### What you will do:
1) Edit the post about the OCE Discovery conference by restating the part that opens with "Week of May" and closes with "consumer-priced virtual reality head-mounted display.", swapping "chocolate" for "candy" throughout.
2) Resume the post about the OCE Discovery conference, picking up right after its final sentence.

### Quoted passage:
----

Week of May 26th – Oculus Rift and 3D chocolate printers

On Monday and Tuesday half of CDOT was at OCE Discovery, Canada’s leading innovation-to-commercialization conference. Highlights included a 3D printer that printed using chocolate and the Oculus Rift. While there were many exhibits created by talented and hardworking individuals, the Oculus Rift, ironically an already existing product, stood out the most. I say ironically because the 3D chocolate printer was fully built and designed by two Waterloo students, while the guys demoing the Rift paid $300 to have a dev kit shipped to their house. So sure, the Rift isn’t exactly an example of Canada’s burgeoning innovation, but it is a glimpse into the future of immersion – and damn does it look good. For the unacquainted, the Oculus Rift is a  high field of view, low-latency, consumer-priced virtual reality head-mounted display.

Eye candy at its finest.

----

### Records supplied:
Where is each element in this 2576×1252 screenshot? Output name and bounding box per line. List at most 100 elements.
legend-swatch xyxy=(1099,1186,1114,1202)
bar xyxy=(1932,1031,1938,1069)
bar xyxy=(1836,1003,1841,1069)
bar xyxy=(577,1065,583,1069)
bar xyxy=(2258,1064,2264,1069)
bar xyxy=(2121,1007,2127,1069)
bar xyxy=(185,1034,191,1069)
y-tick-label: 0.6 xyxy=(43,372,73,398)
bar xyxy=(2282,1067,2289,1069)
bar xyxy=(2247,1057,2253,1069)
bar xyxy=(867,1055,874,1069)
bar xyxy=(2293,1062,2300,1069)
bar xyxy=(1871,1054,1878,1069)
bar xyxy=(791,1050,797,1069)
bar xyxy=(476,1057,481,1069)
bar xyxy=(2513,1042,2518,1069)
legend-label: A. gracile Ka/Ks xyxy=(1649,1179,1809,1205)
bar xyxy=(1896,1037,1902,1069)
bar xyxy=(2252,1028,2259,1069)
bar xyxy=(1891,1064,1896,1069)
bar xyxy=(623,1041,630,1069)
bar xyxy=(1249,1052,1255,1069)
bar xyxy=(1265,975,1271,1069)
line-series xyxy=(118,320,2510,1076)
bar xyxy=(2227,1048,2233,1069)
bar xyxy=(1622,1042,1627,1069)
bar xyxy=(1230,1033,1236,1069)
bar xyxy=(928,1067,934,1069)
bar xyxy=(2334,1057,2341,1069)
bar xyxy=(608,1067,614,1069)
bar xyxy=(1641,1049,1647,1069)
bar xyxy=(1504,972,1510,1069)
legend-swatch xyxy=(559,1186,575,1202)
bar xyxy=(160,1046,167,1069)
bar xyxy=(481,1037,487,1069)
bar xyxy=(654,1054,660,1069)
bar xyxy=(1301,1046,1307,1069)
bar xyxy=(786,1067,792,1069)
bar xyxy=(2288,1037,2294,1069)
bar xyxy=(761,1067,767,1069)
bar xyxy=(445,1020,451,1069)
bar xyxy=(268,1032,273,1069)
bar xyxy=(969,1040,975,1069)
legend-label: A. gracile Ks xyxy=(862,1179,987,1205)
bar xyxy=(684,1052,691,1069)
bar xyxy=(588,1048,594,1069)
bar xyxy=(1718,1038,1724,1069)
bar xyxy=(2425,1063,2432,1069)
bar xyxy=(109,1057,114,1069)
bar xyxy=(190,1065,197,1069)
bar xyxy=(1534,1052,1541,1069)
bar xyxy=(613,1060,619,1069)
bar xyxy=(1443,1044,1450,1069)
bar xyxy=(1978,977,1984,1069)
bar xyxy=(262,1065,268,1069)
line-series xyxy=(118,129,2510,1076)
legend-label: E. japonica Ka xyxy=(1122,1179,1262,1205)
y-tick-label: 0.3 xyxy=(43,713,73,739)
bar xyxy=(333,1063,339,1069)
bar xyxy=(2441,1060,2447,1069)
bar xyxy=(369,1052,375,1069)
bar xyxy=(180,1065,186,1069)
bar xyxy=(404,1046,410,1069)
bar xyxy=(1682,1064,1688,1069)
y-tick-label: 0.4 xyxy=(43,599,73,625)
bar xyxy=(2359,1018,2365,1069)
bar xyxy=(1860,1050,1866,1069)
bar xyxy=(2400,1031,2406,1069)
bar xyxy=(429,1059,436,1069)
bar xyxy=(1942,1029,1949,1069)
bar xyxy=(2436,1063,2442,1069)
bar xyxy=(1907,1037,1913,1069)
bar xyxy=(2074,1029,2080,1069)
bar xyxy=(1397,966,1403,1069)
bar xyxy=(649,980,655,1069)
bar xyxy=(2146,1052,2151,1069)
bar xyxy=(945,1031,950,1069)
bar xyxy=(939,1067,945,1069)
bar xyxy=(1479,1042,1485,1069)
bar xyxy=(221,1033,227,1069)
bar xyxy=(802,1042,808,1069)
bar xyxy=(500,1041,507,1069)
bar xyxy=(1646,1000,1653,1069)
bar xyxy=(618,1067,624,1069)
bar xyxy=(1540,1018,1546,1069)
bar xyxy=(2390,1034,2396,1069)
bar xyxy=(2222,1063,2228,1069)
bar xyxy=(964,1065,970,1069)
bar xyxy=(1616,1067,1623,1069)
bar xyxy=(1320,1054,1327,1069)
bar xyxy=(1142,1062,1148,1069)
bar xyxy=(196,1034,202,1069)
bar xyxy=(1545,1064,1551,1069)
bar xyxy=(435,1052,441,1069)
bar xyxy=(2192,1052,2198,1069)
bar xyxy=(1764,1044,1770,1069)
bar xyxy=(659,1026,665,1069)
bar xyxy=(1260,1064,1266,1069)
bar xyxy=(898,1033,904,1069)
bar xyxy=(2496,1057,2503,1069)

----

### Written responses:
1)
Week of May 26th – Oculus Rift and 3D candy printers

On Monday and Tuesday half of CDOT was at OCE Discovery, Canada’s leading innovation-to-commercialization conference. Highlights included a 3D printer that printed using candy and the Oculus Rift. While there were many exhibits created by talented and hardworking individuals, the Oculus Rift, ironically an already existing product, stood out the most. I say ironically because the 3D candy printer was fully built and designed by two Waterloo students, while the guys demoing the Rift paid $300 to have a dev kit shipped to their house. So sure, the Rift isn’t exactly an example of Canada’s burgeoning innovation, but it is a glimpse into the future of immersion – and damn does it look good. For the unacquainted, the Oculus Rift is a  high field of view, low-latency, consumer-priced virtual reality head-mounted display.

2)
Yeah you look like a total nerd wearing these, but once you put them on you start to realize just how awesome it is to be a nerd these days. Your body almost instantly forgets where it is. The simulation that was demoed for me was that of a roller coaster, and if the exhibitor hadn’t offered me a seat I surely would have fallen over. From the moment I put the Rift on my body was tricked into thinking it was in the seat of a roller coaster and not in a chair surrounded by eager attendees waiting to try it on. The optics on the device caused the image I was seeing to almost completely wrap around my field of vision in stereoscopic 3D. As I moved my head to look around, the view inside the simulation shifted accordingly in a virtually 1:1 mapping. Looking down the tracks at the peak of the ride made my body instinctively brace for the drop that would never come. At each bank of the ride I felt my body trying to compensate for what would have been a sharp turn. Looking down to find that my legs were not recreated in the simulation created a spooky sense of disconnect from reality. By the end of the simulation my face was breaking out in sweat and my eyes were aching, but I was convinced that this is the future of virtual reality immersion. Dev kits are on sale now for $300 and will ship in August. Needless to say, I’m looking forward to August.

Week of May 19th

This week started off slowly but ended off in a flurry of activity. I haven’t had a chance to show off the prototype to Fardad yet so I asked Chad to help me set up the database in my virtual machine. The production website will be run in Linux so it’s important that any coding I do from now on will be in an environment similar to the production server. It took a bit of Googling but we finally got NetBeans running on Windows to communicate with the MySQL database running in the VM. I also finished writing documentation to help others wanting to work on the project get started. Thursday and Friday were spent configuring the networks and machines we’ll be using at OCE to work with BigBlueButton.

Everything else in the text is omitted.